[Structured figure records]
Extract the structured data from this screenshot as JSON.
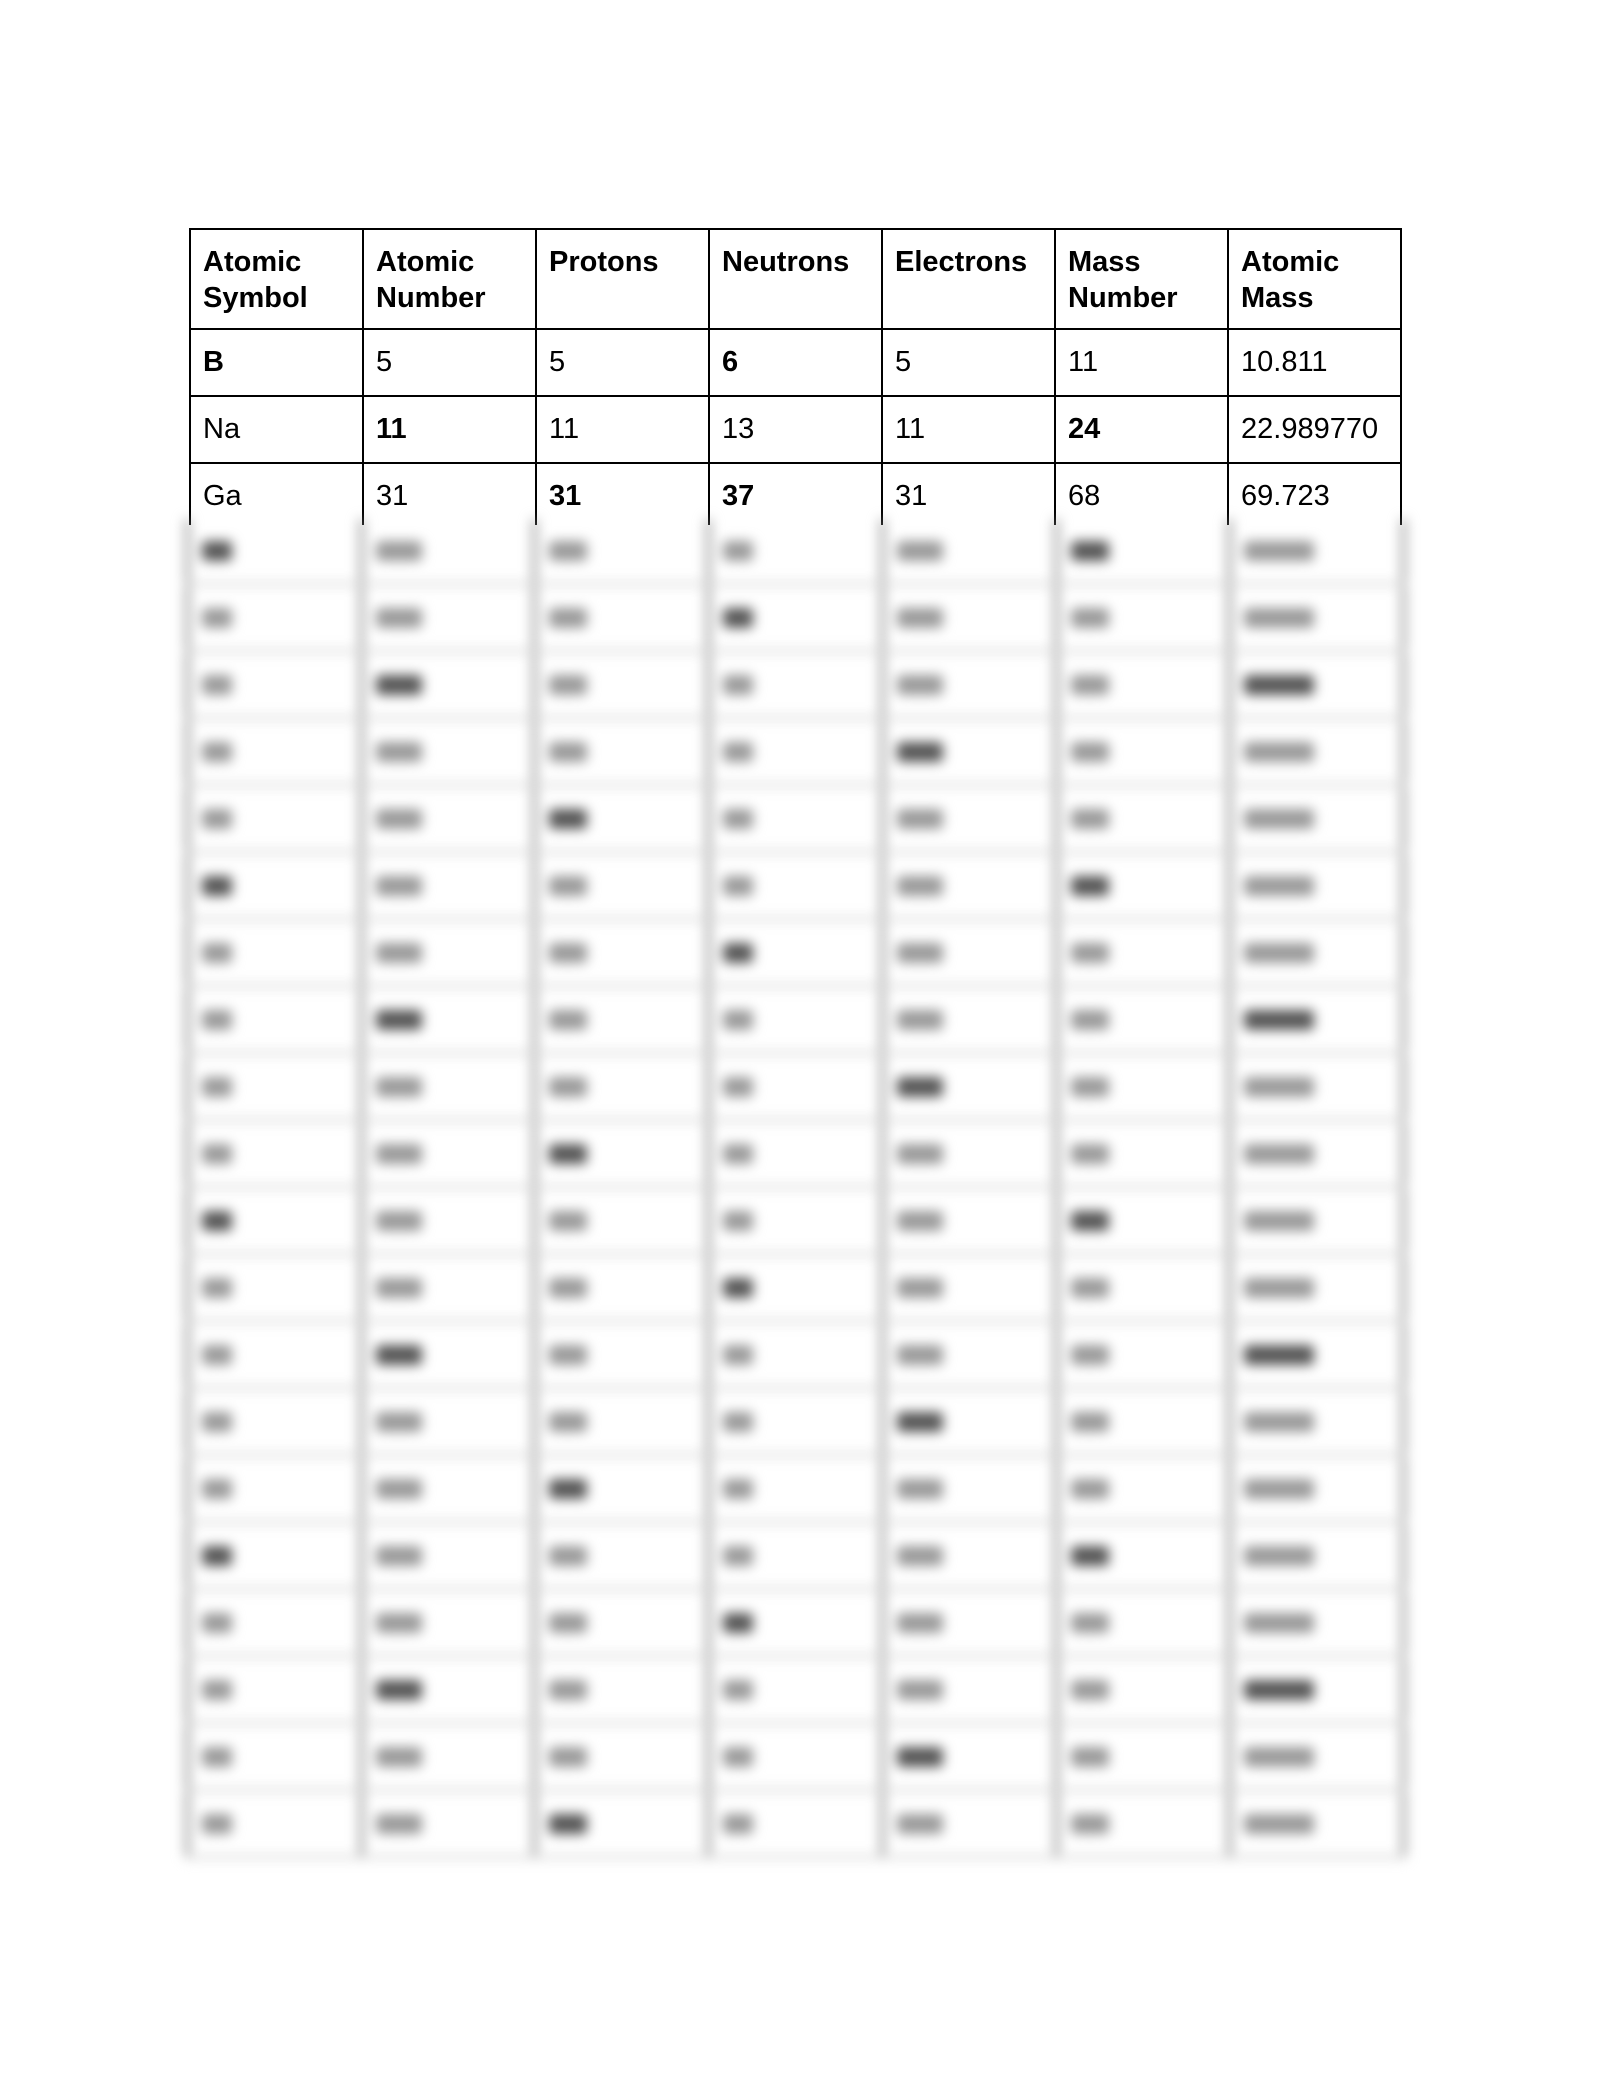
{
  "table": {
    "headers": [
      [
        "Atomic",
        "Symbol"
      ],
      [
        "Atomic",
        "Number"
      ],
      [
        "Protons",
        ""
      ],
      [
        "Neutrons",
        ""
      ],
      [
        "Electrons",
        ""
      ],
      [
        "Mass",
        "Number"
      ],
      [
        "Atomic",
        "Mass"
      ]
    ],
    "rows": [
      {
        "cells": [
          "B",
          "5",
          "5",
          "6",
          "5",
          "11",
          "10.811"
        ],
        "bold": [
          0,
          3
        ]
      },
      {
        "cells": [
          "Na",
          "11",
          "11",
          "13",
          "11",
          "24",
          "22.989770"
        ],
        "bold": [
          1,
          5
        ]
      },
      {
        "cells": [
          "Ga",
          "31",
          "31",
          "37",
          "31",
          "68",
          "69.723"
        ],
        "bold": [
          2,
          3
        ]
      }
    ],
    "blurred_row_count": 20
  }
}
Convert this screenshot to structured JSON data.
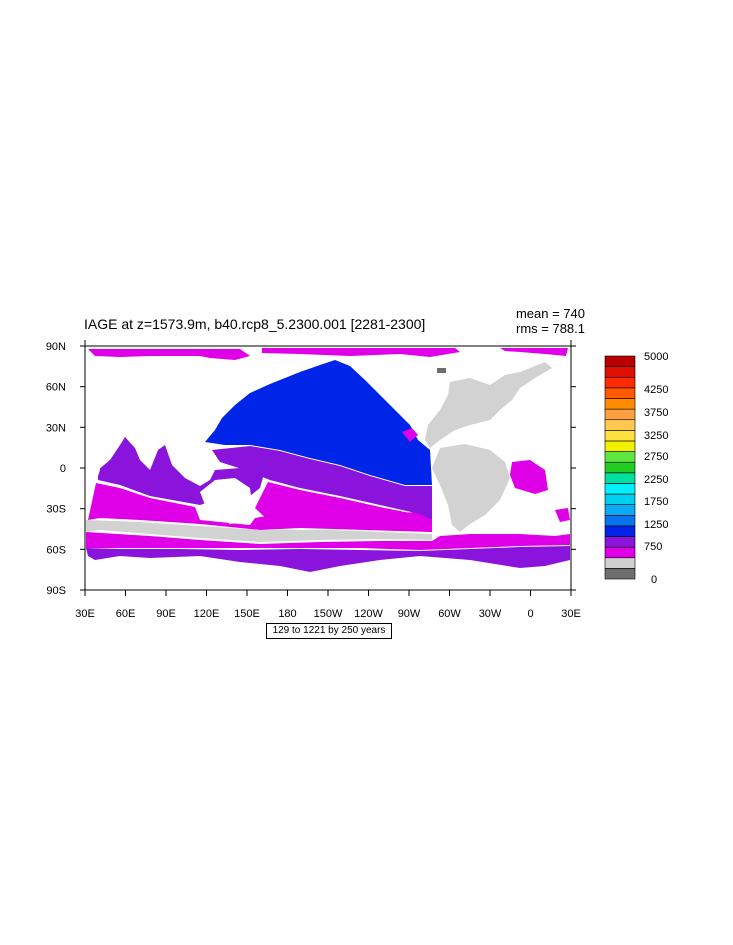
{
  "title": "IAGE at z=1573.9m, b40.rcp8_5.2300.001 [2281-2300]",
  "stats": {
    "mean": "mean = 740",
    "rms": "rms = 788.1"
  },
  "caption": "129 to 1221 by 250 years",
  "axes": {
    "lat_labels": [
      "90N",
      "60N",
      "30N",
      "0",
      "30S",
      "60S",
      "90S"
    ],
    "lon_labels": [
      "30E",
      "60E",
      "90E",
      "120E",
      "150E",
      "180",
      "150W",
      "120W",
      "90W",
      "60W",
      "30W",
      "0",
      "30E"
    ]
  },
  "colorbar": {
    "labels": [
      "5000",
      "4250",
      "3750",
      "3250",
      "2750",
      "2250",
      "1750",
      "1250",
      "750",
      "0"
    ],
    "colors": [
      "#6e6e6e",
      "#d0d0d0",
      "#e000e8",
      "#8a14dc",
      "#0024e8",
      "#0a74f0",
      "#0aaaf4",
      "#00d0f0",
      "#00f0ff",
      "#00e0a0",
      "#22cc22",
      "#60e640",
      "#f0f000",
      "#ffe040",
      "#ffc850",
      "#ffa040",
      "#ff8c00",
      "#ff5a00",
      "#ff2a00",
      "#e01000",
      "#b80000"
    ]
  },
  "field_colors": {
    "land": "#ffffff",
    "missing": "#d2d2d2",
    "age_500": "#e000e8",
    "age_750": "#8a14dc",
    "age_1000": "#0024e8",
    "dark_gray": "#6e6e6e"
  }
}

§ **GIVEN EXERCISE**: Extract, character for character, every line from the one that holds "Convert this screenshot" through the end of the entries above. Include both boundary lines and no pictures.

§ **RESULT**:
Convert this screenshot to structured JSON data.
{
  "title": "IAGE at z=1573.9m, b40.rcp8_5.2300.001 [2281-2300]",
  "stats": {
    "mean": "mean = 740",
    "rms": "rms = 788.1"
  },
  "caption": "129 to 1221 by 250 years",
  "axes": {
    "lat_labels": [
      "90N",
      "60N",
      "30N",
      "0",
      "30S",
      "60S",
      "90S"
    ],
    "lon_labels": [
      "30E",
      "60E",
      "90E",
      "120E",
      "150E",
      "180",
      "150W",
      "120W",
      "90W",
      "60W",
      "30W",
      "0",
      "30E"
    ]
  },
  "colorbar": {
    "labels": [
      "5000",
      "4250",
      "3750",
      "3250",
      "2750",
      "2250",
      "1750",
      "1250",
      "750",
      "0"
    ],
    "colors": [
      "#6e6e6e",
      "#d0d0d0",
      "#e000e8",
      "#8a14dc",
      "#0024e8",
      "#0a74f0",
      "#0aaaf4",
      "#00d0f0",
      "#00f0ff",
      "#00e0a0",
      "#22cc22",
      "#60e640",
      "#f0f000",
      "#ffe040",
      "#ffc850",
      "#ffa040",
      "#ff8c00",
      "#ff5a00",
      "#ff2a00",
      "#e01000",
      "#b80000"
    ]
  },
  "field_colors": {
    "land": "#ffffff",
    "missing": "#d2d2d2",
    "age_500": "#e000e8",
    "age_750": "#8a14dc",
    "age_1000": "#0024e8",
    "dark_gray": "#6e6e6e"
  }
}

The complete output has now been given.